##### EXTRACTED DATA #####

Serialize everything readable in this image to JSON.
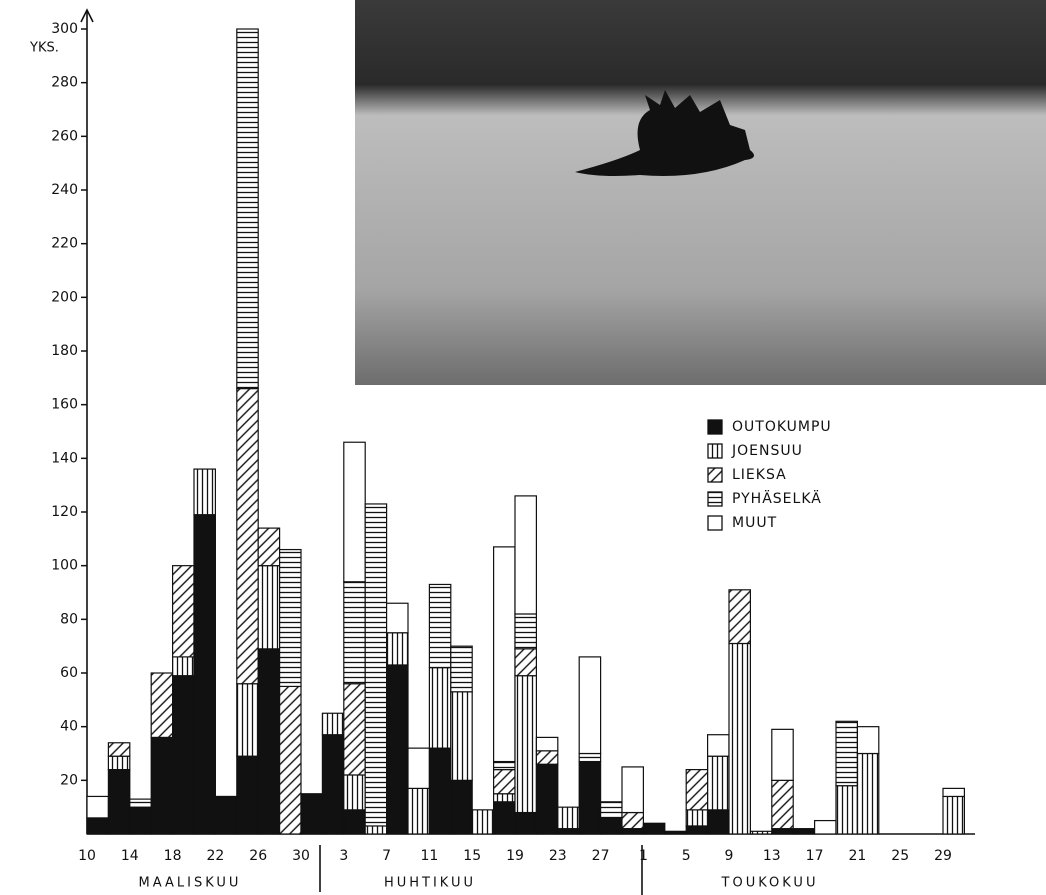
{
  "chart_data": {
    "type": "stacked-bar",
    "y_label": "YKS.",
    "ylim": [
      0,
      300
    ],
    "yticks": [
      20,
      40,
      60,
      80,
      100,
      120,
      140,
      160,
      180,
      200,
      220,
      240,
      260,
      280,
      300
    ],
    "categories": [
      "10",
      null,
      "14",
      null,
      "18",
      null,
      "22",
      null,
      "26",
      null,
      "30",
      null,
      "3",
      null,
      "7",
      null,
      "11",
      null,
      "15",
      null,
      "19",
      null,
      "23",
      null,
      "27",
      null,
      "1",
      null,
      "5",
      null,
      "9",
      null,
      "13",
      null,
      "17",
      null,
      "21",
      null,
      "25",
      null,
      "29"
    ],
    "months": [
      "MAALISKUU",
      "HUHTIKUU",
      "TOUKOKUU"
    ],
    "legend": "right",
    "series": [
      {
        "name": "OUTOKUMPU",
        "color": "#111111",
        "pattern": "solid",
        "values": [
          6,
          24,
          10,
          36,
          59,
          119,
          14,
          29,
          69,
          0,
          15,
          37,
          9,
          0,
          63,
          0,
          32,
          20,
          0,
          12,
          8,
          26,
          2,
          27,
          6,
          2,
          4,
          1,
          3,
          9,
          0,
          0,
          2,
          2,
          0,
          0,
          0,
          0,
          0,
          0,
          0
        ]
      },
      {
        "name": "JOENSUU",
        "color": "#111111",
        "pattern": "vertical",
        "values": [
          0,
          5,
          0,
          0,
          7,
          17,
          0,
          27,
          31,
          0,
          0,
          8,
          13,
          3,
          12,
          17,
          30,
          33,
          9,
          3,
          51,
          0,
          8,
          0,
          0,
          0,
          0,
          0,
          6,
          20,
          71,
          1,
          0,
          0,
          0,
          18,
          30,
          0,
          0,
          0,
          14
        ]
      },
      {
        "name": "LIEKSA",
        "color": "#111111",
        "pattern": "diagonal",
        "values": [
          0,
          5,
          0,
          24,
          34,
          0,
          0,
          110,
          14,
          55,
          0,
          0,
          34,
          0,
          0,
          0,
          0,
          0,
          0,
          9,
          10,
          5,
          0,
          0,
          0,
          6,
          0,
          0,
          15,
          0,
          20,
          0,
          18,
          0,
          0,
          0,
          0,
          0,
          0,
          0,
          0
        ]
      },
      {
        "name": "PYHÄSELKÄ",
        "color": "#111111",
        "pattern": "horizontal",
        "values": [
          0,
          0,
          3,
          0,
          0,
          0,
          0,
          134,
          0,
          51,
          0,
          0,
          38,
          120,
          0,
          0,
          31,
          17,
          0,
          3,
          13,
          0,
          0,
          3,
          6,
          0,
          0,
          0,
          0,
          0,
          0,
          0,
          0,
          0,
          0,
          24,
          0,
          0,
          0,
          0,
          0
        ]
      },
      {
        "name": "MUUT",
        "color": "#111111",
        "pattern": "none",
        "values": [
          8,
          0,
          0,
          0,
          0,
          0,
          0,
          0,
          0,
          0,
          0,
          0,
          52,
          0,
          11,
          15,
          0,
          0,
          0,
          80,
          44,
          5,
          0,
          36,
          0,
          17,
          0,
          0,
          0,
          8,
          0,
          0,
          19,
          0,
          5,
          0,
          10,
          0,
          0,
          0,
          3
        ]
      }
    ]
  }
}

#####

== WRITTEN PROBLEM ==
Copy the whole of the material above exactly, but not its images.

== RESPONSE BELOW ==
Serialize everything readable in this image to JSON.
{
  "chart_data": {
    "type": "stacked-bar",
    "y_label": "YKS.",
    "ylim": [
      0,
      300
    ],
    "yticks": [
      20,
      40,
      60,
      80,
      100,
      120,
      140,
      160,
      180,
      200,
      220,
      240,
      260,
      280,
      300
    ],
    "categories": [
      "10",
      null,
      "14",
      null,
      "18",
      null,
      "22",
      null,
      "26",
      null,
      "30",
      null,
      "3",
      null,
      "7",
      null,
      "11",
      null,
      "15",
      null,
      "19",
      null,
      "23",
      null,
      "27",
      null,
      "1",
      null,
      "5",
      null,
      "9",
      null,
      "13",
      null,
      "17",
      null,
      "21",
      null,
      "25",
      null,
      "29"
    ],
    "months": [
      "MAALISKUU",
      "HUHTIKUU",
      "TOUKOKUU"
    ],
    "legend": "right",
    "series": [
      {
        "name": "OUTOKUMPU",
        "color": "#111111",
        "pattern": "solid",
        "values": [
          6,
          24,
          10,
          36,
          59,
          119,
          14,
          29,
          69,
          0,
          15,
          37,
          9,
          0,
          63,
          0,
          32,
          20,
          0,
          12,
          8,
          26,
          2,
          27,
          6,
          2,
          4,
          1,
          3,
          9,
          0,
          0,
          2,
          2,
          0,
          0,
          0,
          0,
          0,
          0,
          0
        ]
      },
      {
        "name": "JOENSUU",
        "color": "#111111",
        "pattern": "vertical",
        "values": [
          0,
          5,
          0,
          0,
          7,
          17,
          0,
          27,
          31,
          0,
          0,
          8,
          13,
          3,
          12,
          17,
          30,
          33,
          9,
          3,
          51,
          0,
          8,
          0,
          0,
          0,
          0,
          0,
          6,
          20,
          71,
          1,
          0,
          0,
          0,
          18,
          30,
          0,
          0,
          0,
          14
        ]
      },
      {
        "name": "LIEKSA",
        "color": "#111111",
        "pattern": "diagonal",
        "values": [
          0,
          5,
          0,
          24,
          34,
          0,
          0,
          110,
          14,
          55,
          0,
          0,
          34,
          0,
          0,
          0,
          0,
          0,
          0,
          9,
          10,
          5,
          0,
          0,
          0,
          6,
          0,
          0,
          15,
          0,
          20,
          0,
          18,
          0,
          0,
          0,
          0,
          0,
          0,
          0,
          0
        ]
      },
      {
        "name": "PYHÄSELKÄ",
        "color": "#111111",
        "pattern": "horizontal",
        "values": [
          0,
          0,
          3,
          0,
          0,
          0,
          0,
          134,
          0,
          51,
          0,
          0,
          38,
          120,
          0,
          0,
          31,
          17,
          0,
          3,
          13,
          0,
          0,
          3,
          6,
          0,
          0,
          0,
          0,
          0,
          0,
          0,
          0,
          0,
          0,
          24,
          0,
          0,
          0,
          0,
          0
        ]
      },
      {
        "name": "MUUT",
        "color": "#111111",
        "pattern": "none",
        "values": [
          8,
          0,
          0,
          0,
          0,
          0,
          0,
          0,
          0,
          0,
          0,
          0,
          52,
          0,
          11,
          15,
          0,
          0,
          0,
          80,
          44,
          5,
          0,
          36,
          0,
          17,
          0,
          0,
          0,
          8,
          0,
          0,
          19,
          0,
          5,
          0,
          10,
          0,
          0,
          0,
          3
        ]
      }
    ]
  }
}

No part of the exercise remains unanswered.